JOB: Copy out the records in full, word for word, without pictures.

PROVIDED MATERIAL:

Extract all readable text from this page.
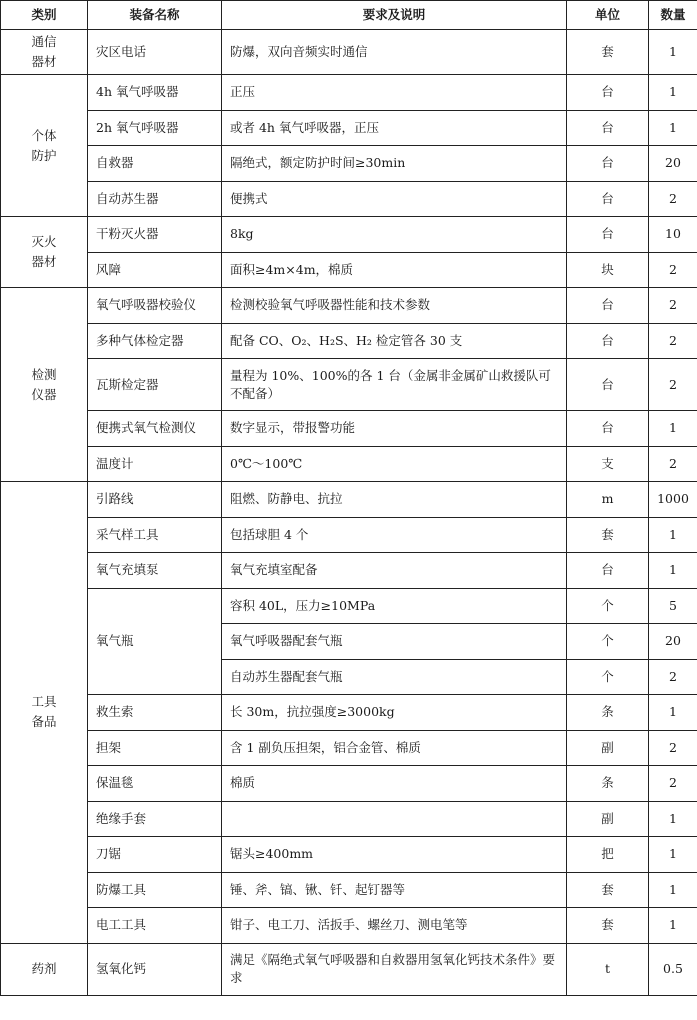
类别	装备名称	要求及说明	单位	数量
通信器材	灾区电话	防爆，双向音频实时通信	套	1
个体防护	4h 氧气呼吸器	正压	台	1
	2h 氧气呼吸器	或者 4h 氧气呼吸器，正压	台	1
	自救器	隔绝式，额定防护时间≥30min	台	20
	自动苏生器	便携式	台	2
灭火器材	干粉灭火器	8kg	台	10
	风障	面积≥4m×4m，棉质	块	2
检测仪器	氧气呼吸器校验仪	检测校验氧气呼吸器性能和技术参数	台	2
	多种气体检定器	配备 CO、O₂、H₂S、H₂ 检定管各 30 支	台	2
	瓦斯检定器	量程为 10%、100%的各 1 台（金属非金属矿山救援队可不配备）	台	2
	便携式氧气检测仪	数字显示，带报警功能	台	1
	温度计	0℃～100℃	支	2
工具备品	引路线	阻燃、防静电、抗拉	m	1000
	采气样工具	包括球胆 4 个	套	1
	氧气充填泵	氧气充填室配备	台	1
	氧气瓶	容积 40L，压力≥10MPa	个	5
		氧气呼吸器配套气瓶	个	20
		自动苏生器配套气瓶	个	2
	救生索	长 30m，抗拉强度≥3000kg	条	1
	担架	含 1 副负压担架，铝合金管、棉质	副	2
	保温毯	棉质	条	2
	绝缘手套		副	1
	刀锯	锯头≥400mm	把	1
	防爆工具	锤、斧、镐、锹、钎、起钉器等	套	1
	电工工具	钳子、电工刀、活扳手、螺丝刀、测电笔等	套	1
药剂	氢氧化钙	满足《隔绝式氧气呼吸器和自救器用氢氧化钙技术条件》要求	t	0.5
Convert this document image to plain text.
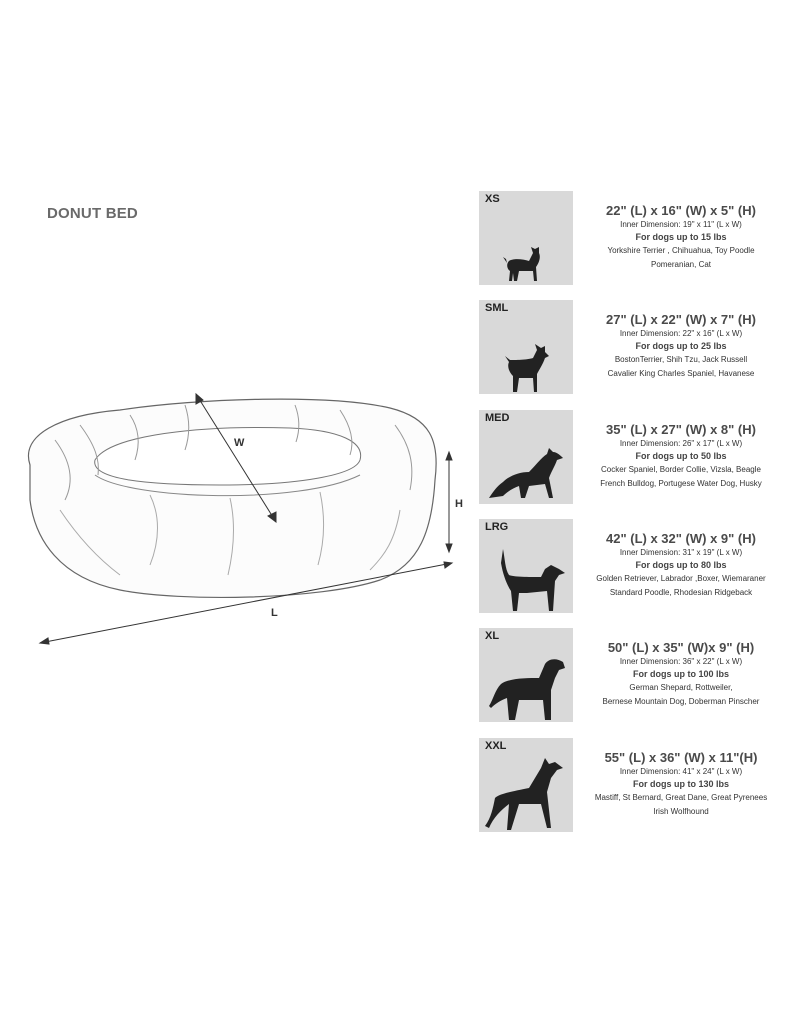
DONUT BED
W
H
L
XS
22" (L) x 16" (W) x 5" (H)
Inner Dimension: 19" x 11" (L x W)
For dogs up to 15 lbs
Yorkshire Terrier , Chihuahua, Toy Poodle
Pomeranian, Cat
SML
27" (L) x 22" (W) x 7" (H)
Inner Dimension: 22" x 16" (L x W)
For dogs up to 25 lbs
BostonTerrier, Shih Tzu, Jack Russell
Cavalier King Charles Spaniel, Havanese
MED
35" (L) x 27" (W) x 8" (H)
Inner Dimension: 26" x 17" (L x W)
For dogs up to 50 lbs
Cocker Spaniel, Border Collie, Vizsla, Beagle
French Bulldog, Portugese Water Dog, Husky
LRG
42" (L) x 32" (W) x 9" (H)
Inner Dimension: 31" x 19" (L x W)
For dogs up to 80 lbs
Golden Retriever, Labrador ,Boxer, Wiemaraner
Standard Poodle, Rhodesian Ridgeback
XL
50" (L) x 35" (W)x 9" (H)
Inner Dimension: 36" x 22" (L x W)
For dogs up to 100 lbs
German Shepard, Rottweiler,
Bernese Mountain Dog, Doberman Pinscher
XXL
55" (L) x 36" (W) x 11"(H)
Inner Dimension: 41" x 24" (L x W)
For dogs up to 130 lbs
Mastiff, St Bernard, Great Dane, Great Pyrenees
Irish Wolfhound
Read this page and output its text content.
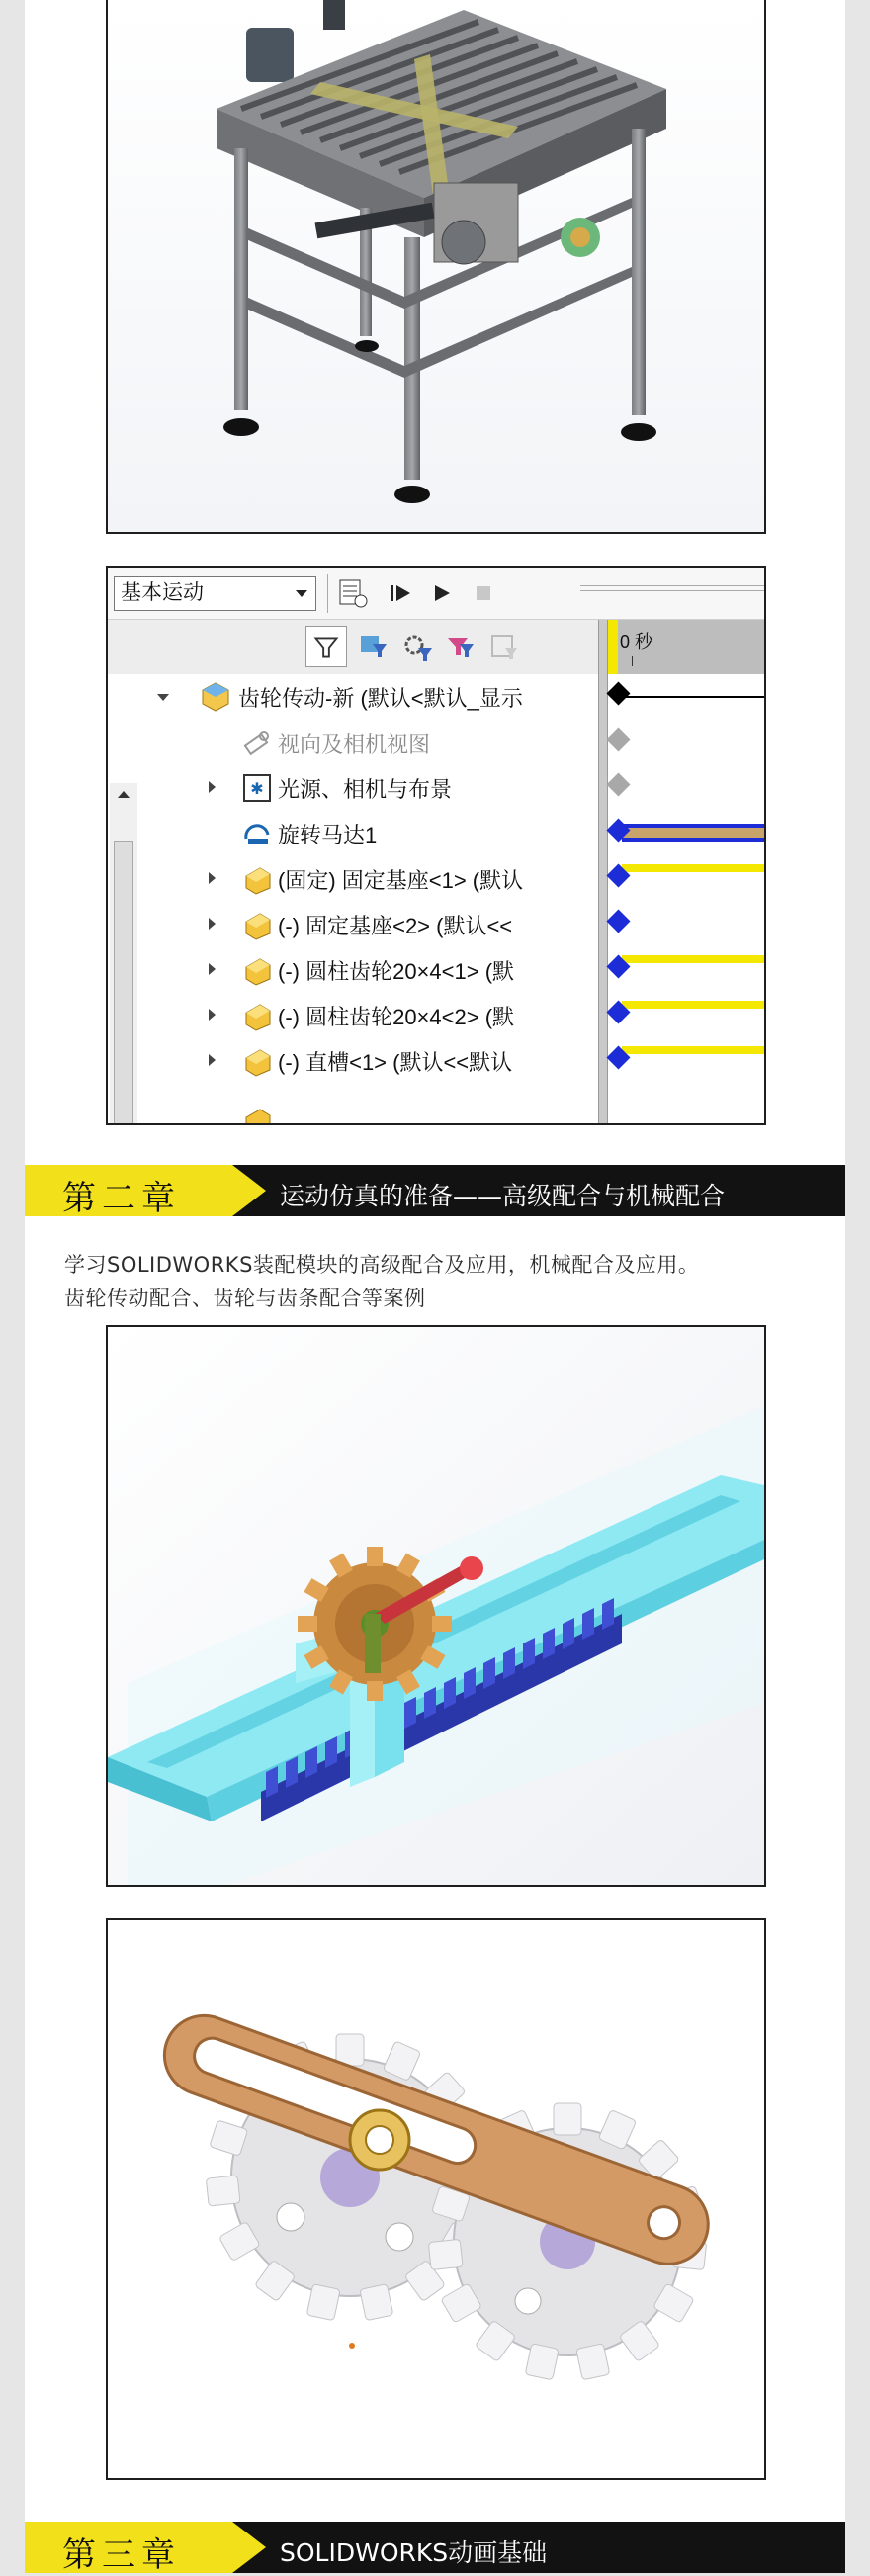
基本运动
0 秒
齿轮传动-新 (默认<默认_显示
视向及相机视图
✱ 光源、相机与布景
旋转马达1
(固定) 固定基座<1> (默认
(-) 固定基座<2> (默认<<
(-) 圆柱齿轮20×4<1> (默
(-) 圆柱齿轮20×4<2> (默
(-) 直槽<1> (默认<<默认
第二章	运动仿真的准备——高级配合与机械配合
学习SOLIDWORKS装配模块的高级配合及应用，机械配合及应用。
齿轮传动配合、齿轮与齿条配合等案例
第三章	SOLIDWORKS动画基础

EXERCISE RESPONSE:
Extract all readable text from this page.
类别	装备名称	要求及说明	单位	数量
通信器材	灾区电话	防爆，双向音频实时通信	套	1
个体防护	4h 氧气呼吸器	正压	台	1
	2h 氧气呼吸器	或者 4h 氧气呼吸器，正压	台	1
	自救器	隔绝式，额定防护时间≥30min	台	20
	自动苏生器	便携式	台	2
灭火器材	干粉灭火器	8kg	台	10
	风障	面积≥4m×4m，棉质	块	2
检测仪器	氧气呼吸器校验仪	检测校验氧气呼吸器性能和技术参数	台	2
	多种气体检定器	配备 CO、O₂、H₂S、H₂ 检定管各 30 支	台	2
	瓦斯检定器	量程为 10%、100%的各 1 台（金属非金属矿山救援队可不配备）	台	2
	便携式氧气检测仪	数字显示，带报警功能	台	1
	温度计	0℃～100℃	支	2
工具备品	引路线	阻燃、防静电、抗拉	m	1000
	采气样工具	包括球胆 4 个	套	1
	氧气充填泵	氧气充填室配备	台	1
	氧气瓶	容积 40L，压力≥10MPa	个	5
		氧气呼吸器配套气瓶	个	20
		自动苏生器配套气瓶	个	2
	救生索	长 30m，抗拉强度≥3000kg	条	1
	担架	含 1 副负压担架，铝合金管、棉质	副	2
	保温毯	棉质	条	2
	绝缘手套		副	1
	刀锯	锯头≥400mm	把	1
	防爆工具	锤、斧、镐、锹、钎、起钉器等	套	1
	电工工具	钳子、电工刀、活扳手、螺丝刀、测电笔等	套	1
药剂	氢氧化钙	满足《隔绝式氧气呼吸器和自救器用氢氧化钙技术条件》要求	t	0.5
Convert this document image to plain text.
DONUT BED
W
H
L
XS
22" (L) x 16" (W) x 5" (H)
Inner Dimension: 19" x 11" (L x W)
For dogs up to 15 lbs
Yorkshire Terrier , Chihuahua, Toy Poodle
Pomeranian, Cat
SML
27" (L) x 22" (W) x 7" (H)
Inner Dimension: 22" x 16" (L x W)
For dogs up to 25 lbs
BostonTerrier, Shih Tzu, Jack Russell
Cavalier King Charles Spaniel, Havanese
MED
35" (L) x 27" (W) x 8" (H)
Inner Dimension: 26" x 17" (L x W)
For dogs up to 50 lbs
Cocker Spaniel, Border Collie, Vizsla, Beagle
French Bulldog, Portugese Water Dog, Husky
LRG
42" (L) x 32" (W) x 9" (H)
Inner Dimension: 31" x 19" (L x W)
For dogs up to 80 lbs
Golden Retriever, Labrador ,Boxer, Wiemaraner
Standard Poodle, Rhodesian Ridgeback
XL
50" (L) x 35" (W)x 9" (H)
Inner Dimension: 36" x 22" (L x W)
For dogs up to 100 lbs
German Shepard, Rottweiler,
Bernese Mountain Dog, Doberman Pinscher
XXL
55" (L) x 36" (W) x 11"(H)
Inner Dimension: 41" x 24" (L x W)
For dogs up to 130 lbs
Mastiff, St Bernard, Great Dane, Great Pyrenees
Irish Wolfhound
Read this page and output its text content.
基本运动
0 秒
齿轮传动-新 (默认<默认_显示
视向及相机视图
✱ 光源、相机与布景
旋转马达1
(固定) 固定基座<1> (默认
(-) 固定基座<2> (默认<<
(-) 圆柱齿轮20×4<1> (默
(-) 圆柱齿轮20×4<2> (默
(-) 直槽<1> (默认<<默认
第二章	运动仿真的准备——高级配合与机械配合
学习SOLIDWORKS装配模块的高级配合及应用，机械配合及应用。
齿轮传动配合、齿轮与齿条配合等案例
第三章	SOLIDWORKS动画基础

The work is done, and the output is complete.